• _INSTRUCTIONS TO FOLLOW_: Count the lines below that contain the word "screenshot", and reply with that number alone.

• _DATA FOR THIS TASK_:

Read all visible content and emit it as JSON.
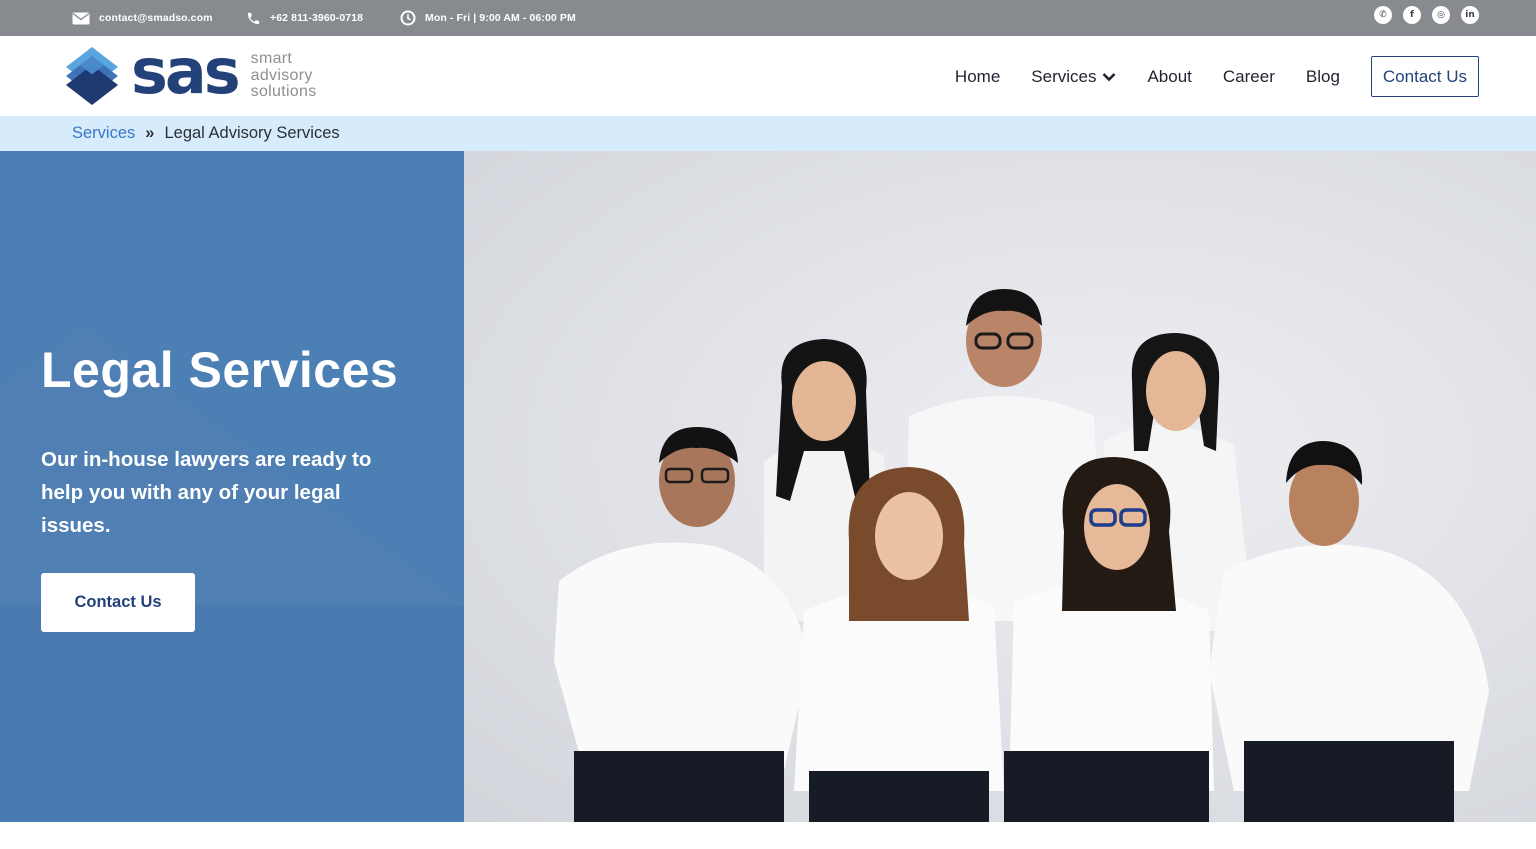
{
  "topbar": {
    "email": "contact@smadso.com",
    "phone": "+62 811-3960-0718",
    "hours": "Mon - Fri | 9:00 AM - 06:00 PM",
    "socials": [
      {
        "name": "whatsapp-icon",
        "glyph": "✆"
      },
      {
        "name": "facebook-icon",
        "glyph": "f"
      },
      {
        "name": "instagram-icon",
        "glyph": "◎"
      },
      {
        "name": "linkedin-icon",
        "glyph": "in"
      }
    ]
  },
  "logo": {
    "wordmark": "sas",
    "tagline": [
      "smart",
      "advisory",
      "solutions"
    ]
  },
  "nav": {
    "home": "Home",
    "services": "Services",
    "about": "About",
    "career": "Career",
    "blog": "Blog",
    "contact": "Contact Us"
  },
  "breadcrumb": {
    "parent": "Services",
    "separator": "»",
    "current": "Legal Advisory Services"
  },
  "hero": {
    "title": "Legal Services",
    "description": "Our in-house lawyers are ready to help you with any of your legal issues.",
    "button": "Contact Us"
  },
  "colors": {
    "topbar": "#878b8f",
    "brand_navy": "#24427a",
    "breadcrumb_bg": "#d6ebfb",
    "hero_blue": "#4c7fb3",
    "link_blue": "#3a77c4"
  }
}
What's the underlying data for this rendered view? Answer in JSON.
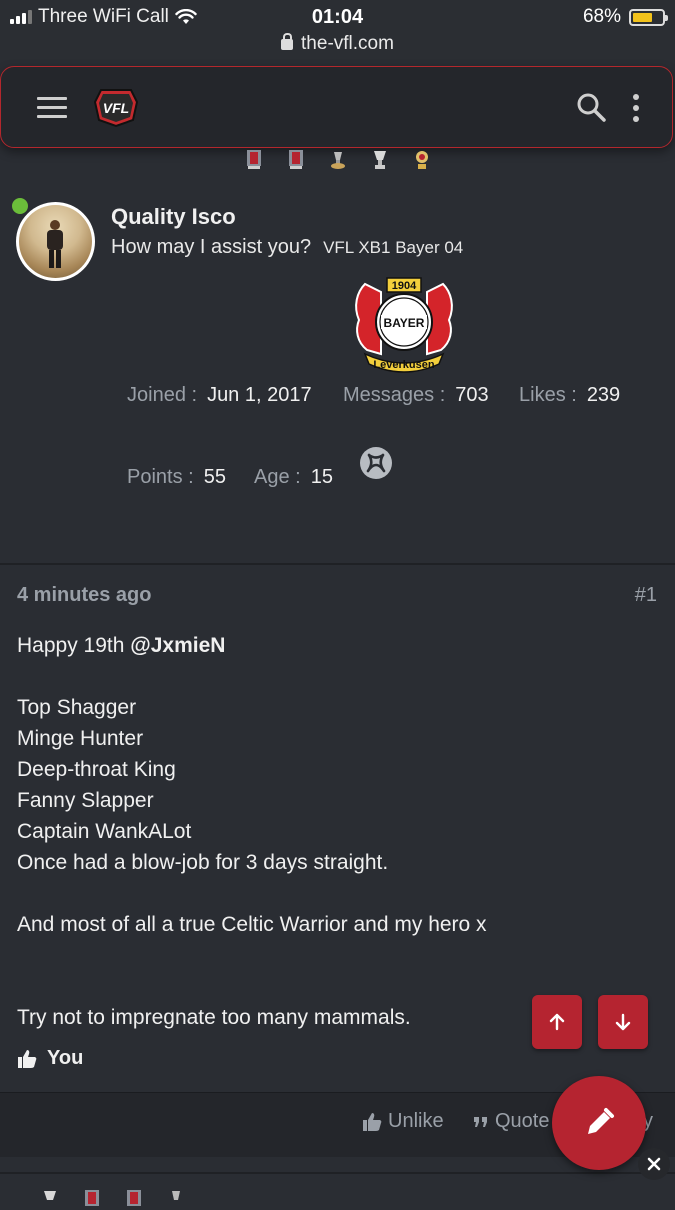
{
  "status_bar": {
    "carrier": "Three WiFi Call",
    "time": "01:04",
    "battery": "68%",
    "battery_level": 0.68,
    "url": "the-vfl.com"
  },
  "navbar": {
    "logo_text": "VFL"
  },
  "profile": {
    "username": "Quality Isco",
    "user_title": "How may I assist you?",
    "banner": "VFL XB1 Bayer 04",
    "crest": {
      "year": "1904",
      "name": "BAYER",
      "ribbon": "Leverkusen"
    },
    "stats": {
      "joined_label": "Joined :",
      "joined_value": "Jun 1, 2017",
      "messages_label": "Messages :",
      "messages_value": "703",
      "likes_label": "Likes :",
      "likes_value": "239",
      "points_label": "Points :",
      "points_value": "55",
      "age_label": "Age :",
      "age_value": "15"
    }
  },
  "post": {
    "time": "4 minutes ago",
    "number": "#1",
    "line1_text": "Happy 19th ",
    "line1_mention": "@JxmieN",
    "lines_block1": [
      "Top Shagger",
      "Minge Hunter",
      "Deep-throat King",
      "Fanny Slapper",
      "Captain WankALot",
      "Once had a blow-job for 3 days straight."
    ],
    "line_hero": "And most of all a true Celtic Warrior and my hero x",
    "line_last": "Try not to impregnate too many mammals.",
    "liked_by": "You"
  },
  "actions": {
    "unlike": "Unlike",
    "quote": "Quote",
    "reply_partial": "y"
  },
  "colors": {
    "accent": "#b52430",
    "online": "#6bbd3a",
    "background": "#2a2d33"
  }
}
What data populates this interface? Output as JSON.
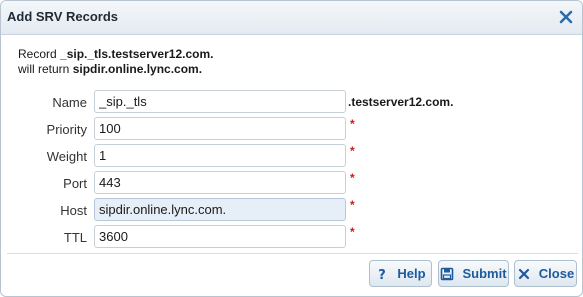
{
  "dialog": {
    "title": "Add SRV Records"
  },
  "summary": {
    "line1_prefix": "Record ",
    "record_name": "_sip._tls.testserver12.com.",
    "line2_prefix": "will return ",
    "target": "sipdir.online.lync.com."
  },
  "form": {
    "name_label": "Name",
    "name_value": "_sip._tls",
    "name_suffix": ".testserver12.com.",
    "priority_label": "Priority",
    "priority_value": "100",
    "weight_label": "Weight",
    "weight_value": "1",
    "port_label": "Port",
    "port_value": "443",
    "host_label": "Host",
    "host_value": "sipdir.online.lync.com.",
    "ttl_label": "TTL",
    "ttl_value": "3600",
    "required_mark": "*"
  },
  "buttons": {
    "help": "Help",
    "submit": "Submit",
    "close": "Close"
  },
  "icons": {
    "close": "close-icon",
    "help": "question-icon",
    "submit": "save-icon",
    "close_button": "x-icon"
  },
  "colors": {
    "button_text": "#1d5a9e",
    "required": "#cc1b1b",
    "active_field": "#e6eef8"
  }
}
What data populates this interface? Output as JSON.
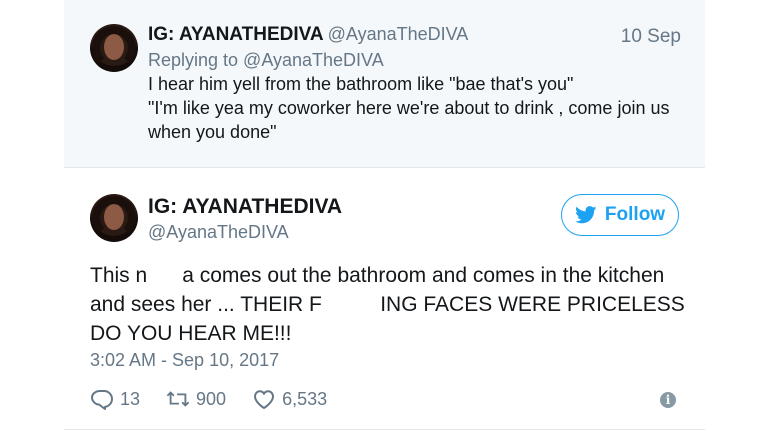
{
  "reply_tweet": {
    "display_name": "IG: AYANATHEDIVA",
    "handle": "@AyanaTheDIVA",
    "date": "10 Sep",
    "replying_to": "Replying to @AyanaTheDIVA",
    "lines": [
      "I hear him yell from the bathroom like \"bae that's you\"",
      "\"I'm like yea my coworker here we're about to drink , come join us",
      "when you done\""
    ]
  },
  "main_tweet": {
    "display_name": "IG: AYANATHEDIVA",
    "handle": "@AyanaTheDIVA",
    "follow_label": "Follow",
    "text_lines": [
      "This n      a comes out the bathroom and comes in the kitchen",
      "and sees her ... THEIR F          ING FACES WERE PRICELESS",
      "DO YOU HEAR ME!!!"
    ],
    "timestamp": "3:02 AM - Sep 10, 2017",
    "replies": "13",
    "retweets": "900",
    "likes": "6,533"
  },
  "colors": {
    "accent": "#1da1f2",
    "secondary_text": "#657786",
    "reply_background": "#f5f8fa"
  }
}
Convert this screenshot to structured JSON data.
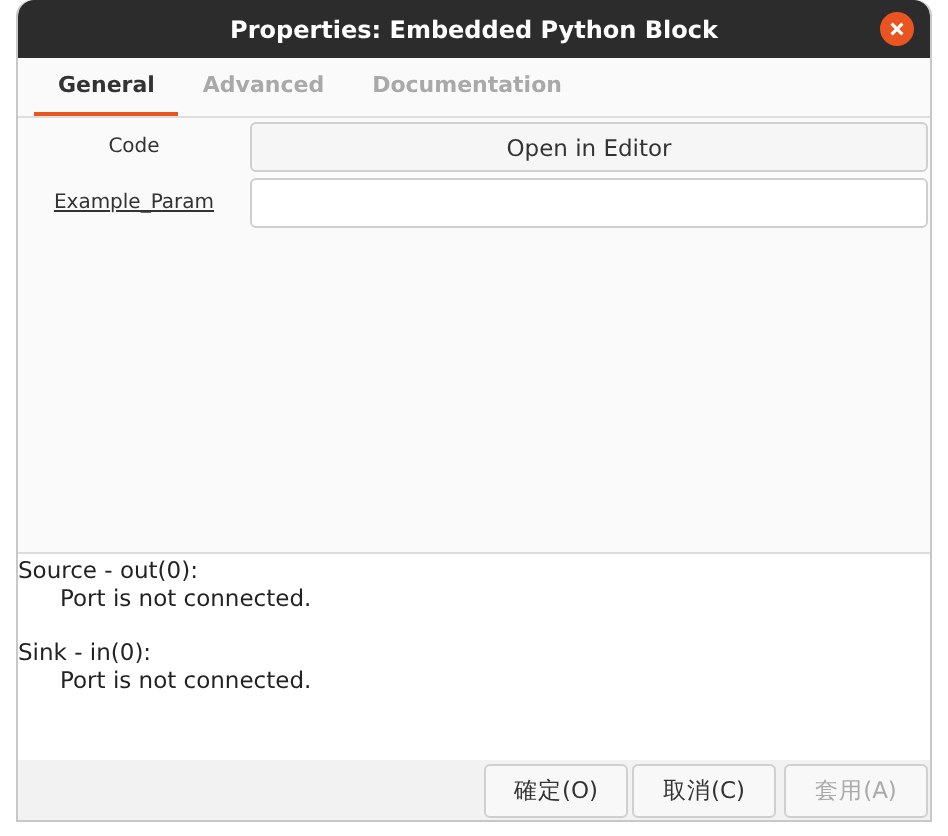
{
  "window": {
    "title": "Properties: Embedded Python Block"
  },
  "tabs": [
    {
      "label": "General",
      "selected": true
    },
    {
      "label": "Advanced",
      "selected": false
    },
    {
      "label": "Documentation",
      "selected": false
    }
  ],
  "params": [
    {
      "label": "Code",
      "underlined": false,
      "kind": "button",
      "text": "Open in Editor"
    },
    {
      "label": "Example_Param",
      "underlined": true,
      "kind": "entry"
    }
  ],
  "ports": [
    {
      "header": "Source - out(0):",
      "message": "Port is not connected."
    },
    {
      "header": "Sink - in(0):",
      "message": "Port is not connected."
    }
  ],
  "buttons": [
    {
      "label": "確定(O)",
      "disabled": false
    },
    {
      "label": "取消(C)",
      "disabled": false
    },
    {
      "label": "套用(A)",
      "disabled": true
    }
  ]
}
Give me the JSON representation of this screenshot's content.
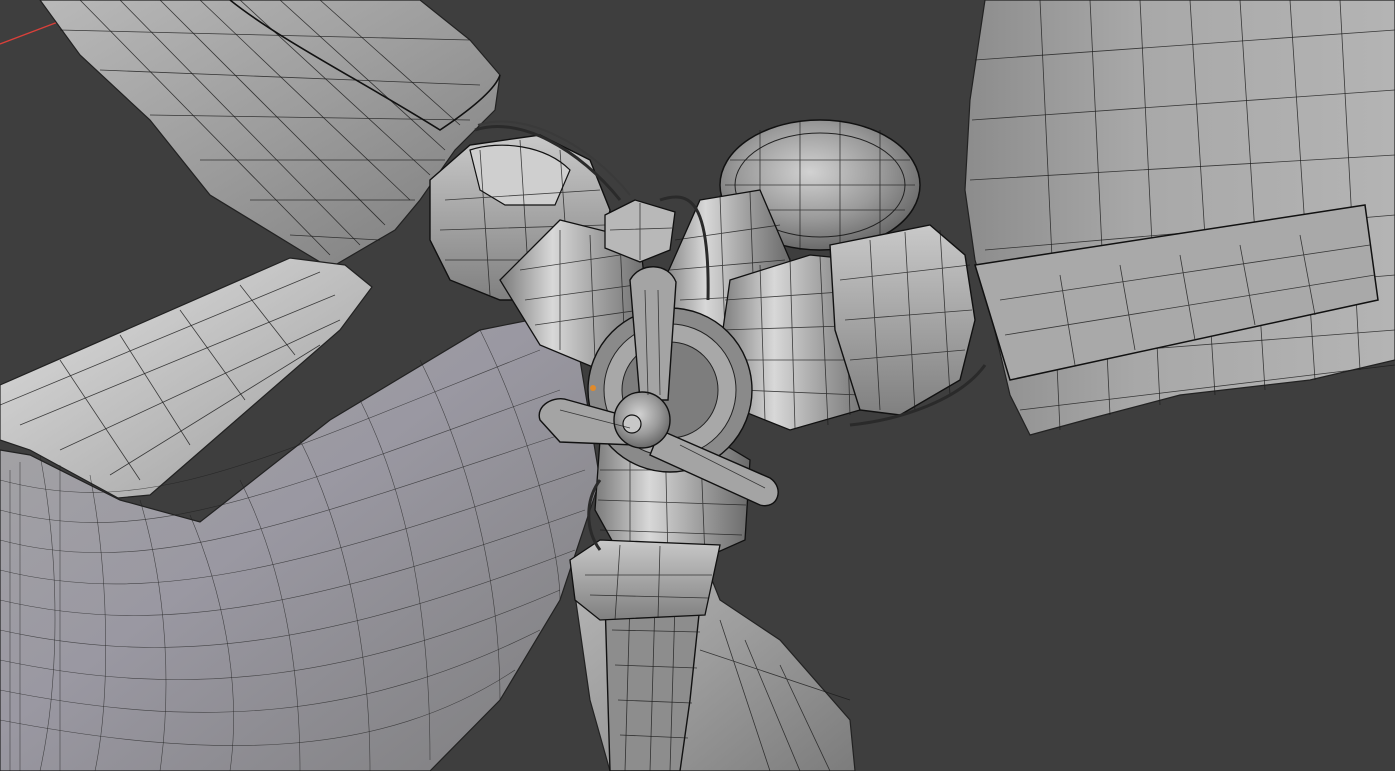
{
  "viewport": {
    "background": "#3e3e3e",
    "mesh_color": "#9a9a9a",
    "wire_color": "#1a1a1a",
    "axis_color": "#d9403a",
    "shading": "solid-wireframe-overlay",
    "subject": ""
  },
  "overlay": {
    "has_text": false
  }
}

• _SOLUTION FOR THIS EXERCISE_: 2